**TASK PROMPT:**
Repeat the data that follows, word for word, without the images.

####

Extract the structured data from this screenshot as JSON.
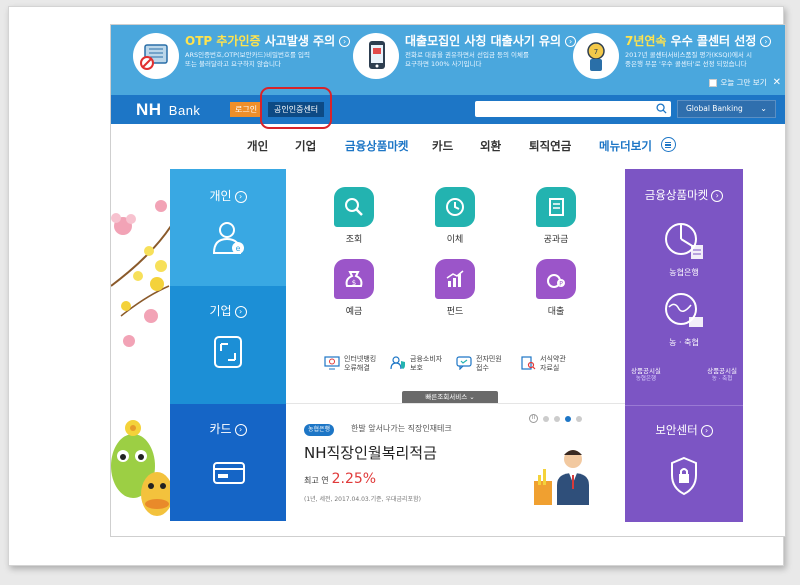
{
  "banner": {
    "notices": [
      {
        "title_highlight": "OTP 추가인증",
        "title_rest": " 사고발생 주의",
        "desc": "ARS인증번호,OTP(보안카드)비밀번호를 입력 또는 불러달라고 요구하지 않습니다",
        "icon": "otp-device-icon"
      },
      {
        "title_highlight": "",
        "title_rest": "대출모집인 사칭 대출사기 유의",
        "desc": "전화로 대출을 권유하면서 선입금 등의 이체를 요구하면 100% 사기입니다",
        "icon": "phone-fraud-icon"
      },
      {
        "title_highlight": "7년연속",
        "title_rest": " 우수 콜센터 선정",
        "desc": "2017년 콜센터서비스품질 평가(KSQI)에서 시중은행 부문 '우수 콜센터'로 선정 되었습니다",
        "icon": "callcenter-award-icon"
      }
    ],
    "close_today": "오늘 그만 보기",
    "close_symbol": "✕"
  },
  "header": {
    "logo_nh": "NH",
    "logo_bank": "Bank",
    "login": "로그인",
    "cert_center": "공인인증센터",
    "search_placeholder": "",
    "global_banking": "Global Banking",
    "global_chevron": "⌄"
  },
  "gnb": {
    "items": [
      "개인",
      "기업",
      "금융상품마켓",
      "카드",
      "외환",
      "퇴직연금",
      "메뉴더보기"
    ]
  },
  "left_panels": {
    "personal": "개인",
    "business": "기업",
    "card": "카드",
    "arrow": "›"
  },
  "services": {
    "row1": [
      "조회",
      "이체",
      "공과금"
    ],
    "row2": [
      "예금",
      "펀드",
      "대출"
    ],
    "minis": [
      {
        "l1": "인터넷뱅킹",
        "l2": "오류해결"
      },
      {
        "l1": "금융소비자",
        "l2": "보호"
      },
      {
        "l1": "전자민원",
        "l2": "접수"
      },
      {
        "l1": "서식약관",
        "l2": "자료실"
      }
    ],
    "quick": "빠른조회서비스 ⌄"
  },
  "promo": {
    "tag": "농협은행",
    "sub": "한발 앞서나가는 직장인재테크",
    "title": "NH직장인월복리적금",
    "rate_label": "최고 연",
    "rate_value": "2.25%",
    "condition": "(1년, 세전, 2017.04.03.기준, 우대금리포함)",
    "pause": "II"
  },
  "right_panel": {
    "title": "금융상품마켓",
    "nh_bank": "농협은행",
    "nonghyup": "농 · 축협",
    "small1_top": "상품공시실",
    "small1_bottom": "농협은행",
    "small2_top": "상품공시실",
    "small2_bottom": "농 · 축협",
    "security": "보안센터",
    "arrow": "›"
  }
}
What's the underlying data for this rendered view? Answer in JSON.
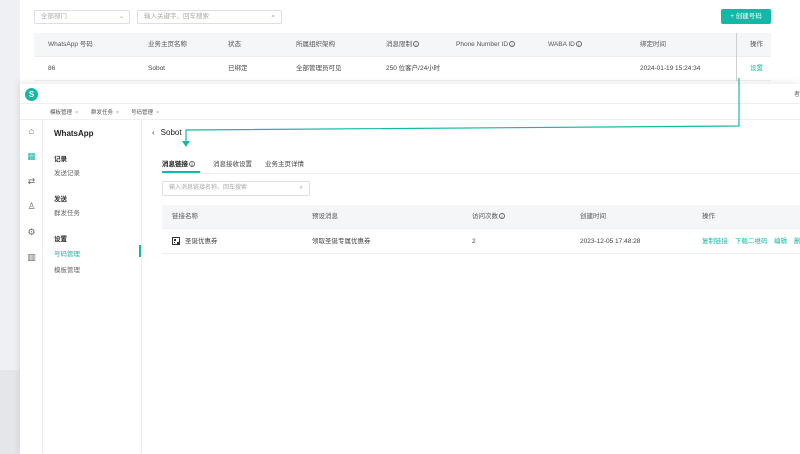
{
  "background": {
    "dept_select": "全部部门",
    "search_placeholder": "输入关键字、回车搜索",
    "create_button": "+ 创建号码",
    "columns": [
      "WhatsApp 号码",
      "业务主页名称",
      "状态",
      "所属组织架构",
      "消息限制",
      "Phone Number ID",
      "WABA ID",
      "绑定时间",
      "操作"
    ],
    "row": {
      "number": "86",
      "page_name": "Sobot",
      "status": "已绑定",
      "org": "全部管理员可见",
      "limit": "250 位客户/24小时",
      "phone_id": "",
      "waba_id": "",
      "bind_time": "2024-01-19 15:24:34",
      "action": "设置"
    }
  },
  "overlay": {
    "logo_letter": "S",
    "topbar_right": "者",
    "tabs": [
      "模板管理",
      "群发任务",
      "号码管理"
    ],
    "subnav": {
      "title": "WhatsApp",
      "group_record": "记录",
      "item_send_record": "发送记录",
      "group_send": "发送",
      "item_mass_task": "群发任务",
      "group_settings": "设置",
      "item_number_mgmt": "号码管理",
      "item_template_mgmt": "模板管理"
    },
    "back_title": "Sobot",
    "main_tabs": [
      "消息链接",
      "消息接收设置",
      "业务主页详情"
    ],
    "search_placeholder": "输入消息链接名称、回车搜索",
    "columns": [
      "链接名称",
      "预设消息",
      "访问次数",
      "创建时间",
      "操作"
    ],
    "row": {
      "name": "圣诞优惠券",
      "preset_message": "领取圣诞专属优惠券",
      "visits": "2",
      "created": "2023-12-05 17:48:28",
      "actions": [
        "复制链接",
        "下载二维码",
        "编辑",
        "删"
      ]
    }
  }
}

####

**EXPECTED ANSWER:**
Extract the structured data from this screenshot as JSON.
{
  "banner": {
    "notices": [
      {
        "title_highlight": "OTP 추가인증",
        "title_rest": " 사고발생 주의",
        "desc": "ARS인증번호,OTP(보안카드)비밀번호를 입력 또는 불러달라고 요구하지 않습니다",
        "icon": "otp-device-icon"
      },
      {
        "title_highlight": "",
        "title_rest": "대출모집인 사칭 대출사기 유의",
        "desc": "전화로 대출을 권유하면서 선입금 등의 이체를 요구하면 100% 사기입니다",
        "icon": "phone-fraud-icon"
      },
      {
        "title_highlight": "7년연속",
        "title_rest": " 우수 콜센터 선정",
        "desc": "2017년 콜센터서비스품질 평가(KSQI)에서 시중은행 부문 '우수 콜센터'로 선정 되었습니다",
        "icon": "callcenter-award-icon"
      }
    ],
    "close_today": "오늘 그만 보기",
    "close_symbol": "✕"
  },
  "header": {
    "logo_nh": "NH",
    "logo_bank": "Bank",
    "login": "로그인",
    "cert_center": "공인인증센터",
    "search_placeholder": "",
    "global_banking": "Global Banking",
    "global_chevron": "⌄"
  },
  "gnb": {
    "items": [
      "개인",
      "기업",
      "금융상품마켓",
      "카드",
      "외환",
      "퇴직연금",
      "메뉴더보기"
    ]
  },
  "left_panels": {
    "personal": "개인",
    "business": "기업",
    "card": "카드",
    "arrow": "›"
  },
  "services": {
    "row1": [
      "조회",
      "이체",
      "공과금"
    ],
    "row2": [
      "예금",
      "펀드",
      "대출"
    ],
    "minis": [
      {
        "l1": "인터넷뱅킹",
        "l2": "오류해결"
      },
      {
        "l1": "금융소비자",
        "l2": "보호"
      },
      {
        "l1": "전자민원",
        "l2": "접수"
      },
      {
        "l1": "서식약관",
        "l2": "자료실"
      }
    ],
    "quick": "빠른조회서비스 ⌄"
  },
  "promo": {
    "tag": "농협은행",
    "sub": "한발 앞서나가는 직장인재테크",
    "title": "NH직장인월복리적금",
    "rate_label": "최고 연",
    "rate_value": "2.25%",
    "condition": "(1년, 세전, 2017.04.03.기준, 우대금리포함)",
    "pause": "II"
  },
  "right_panel": {
    "title": "금융상품마켓",
    "nh_bank": "농협은행",
    "nonghyup": "농 · 축협",
    "small1_top": "상품공시실",
    "small1_bottom": "농협은행",
    "small2_top": "상품공시실",
    "small2_bottom": "농 · 축협",
    "security": "보안센터",
    "arrow": "›"
  }
}
What's the underlying data for this rendered view? Answer in JSON.
{
  "background": {
    "dept_select": "全部部门",
    "search_placeholder": "输入关键字、回车搜索",
    "create_button": "+ 创建号码",
    "columns": [
      "WhatsApp 号码",
      "业务主页名称",
      "状态",
      "所属组织架构",
      "消息限制",
      "Phone Number ID",
      "WABA ID",
      "绑定时间",
      "操作"
    ],
    "row": {
      "number": "86",
      "page_name": "Sobot",
      "status": "已绑定",
      "org": "全部管理员可见",
      "limit": "250 位客户/24小时",
      "phone_id": "",
      "waba_id": "",
      "bind_time": "2024-01-19 15:24:34",
      "action": "设置"
    }
  },
  "overlay": {
    "logo_letter": "S",
    "topbar_right": "者",
    "tabs": [
      "模板管理",
      "群发任务",
      "号码管理"
    ],
    "subnav": {
      "title": "WhatsApp",
      "group_record": "记录",
      "item_send_record": "发送记录",
      "group_send": "发送",
      "item_mass_task": "群发任务",
      "group_settings": "设置",
      "item_number_mgmt": "号码管理",
      "item_template_mgmt": "模板管理"
    },
    "back_title": "Sobot",
    "main_tabs": [
      "消息链接",
      "消息接收设置",
      "业务主页详情"
    ],
    "search_placeholder": "输入消息链接名称、回车搜索",
    "columns": [
      "链接名称",
      "预设消息",
      "访问次数",
      "创建时间",
      "操作"
    ],
    "row": {
      "name": "圣诞优惠券",
      "preset_message": "领取圣诞专属优惠券",
      "visits": "2",
      "created": "2023-12-05 17:48:28",
      "actions": [
        "复制链接",
        "下载二维码",
        "编辑",
        "删"
      ]
    }
  }
}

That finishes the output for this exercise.